CHALLENGE
Here are some records; copy every line that holds the word "name".

** Begin INFORMATION GIVEN **

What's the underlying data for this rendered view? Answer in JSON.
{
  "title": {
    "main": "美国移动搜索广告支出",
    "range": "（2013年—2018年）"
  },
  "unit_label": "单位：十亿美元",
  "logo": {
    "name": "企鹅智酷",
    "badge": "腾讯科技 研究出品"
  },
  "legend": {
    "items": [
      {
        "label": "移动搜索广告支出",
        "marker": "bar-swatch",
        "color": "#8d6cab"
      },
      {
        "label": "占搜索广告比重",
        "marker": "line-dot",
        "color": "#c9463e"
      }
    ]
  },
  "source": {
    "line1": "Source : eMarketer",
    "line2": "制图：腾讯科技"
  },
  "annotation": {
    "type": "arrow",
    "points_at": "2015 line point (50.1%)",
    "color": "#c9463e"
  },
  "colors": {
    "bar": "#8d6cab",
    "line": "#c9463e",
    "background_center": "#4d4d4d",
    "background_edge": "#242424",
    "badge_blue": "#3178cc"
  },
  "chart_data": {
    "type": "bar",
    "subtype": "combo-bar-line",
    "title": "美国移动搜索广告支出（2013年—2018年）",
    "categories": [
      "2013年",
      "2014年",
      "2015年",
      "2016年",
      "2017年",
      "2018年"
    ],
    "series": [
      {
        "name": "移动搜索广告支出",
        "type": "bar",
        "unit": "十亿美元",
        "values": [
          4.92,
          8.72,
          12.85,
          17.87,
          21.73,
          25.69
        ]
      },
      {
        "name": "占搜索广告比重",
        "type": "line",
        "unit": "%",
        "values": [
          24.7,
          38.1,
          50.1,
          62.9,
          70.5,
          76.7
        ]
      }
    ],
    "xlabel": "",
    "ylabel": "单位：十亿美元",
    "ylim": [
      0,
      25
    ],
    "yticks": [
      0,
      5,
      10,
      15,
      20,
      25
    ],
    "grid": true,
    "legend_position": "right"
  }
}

** End INFORMATION GIVEN **

REPLY
    "name": "企鹅智酷",
        "name": "移动搜索广告支出",
        "name": "占搜索广告比重",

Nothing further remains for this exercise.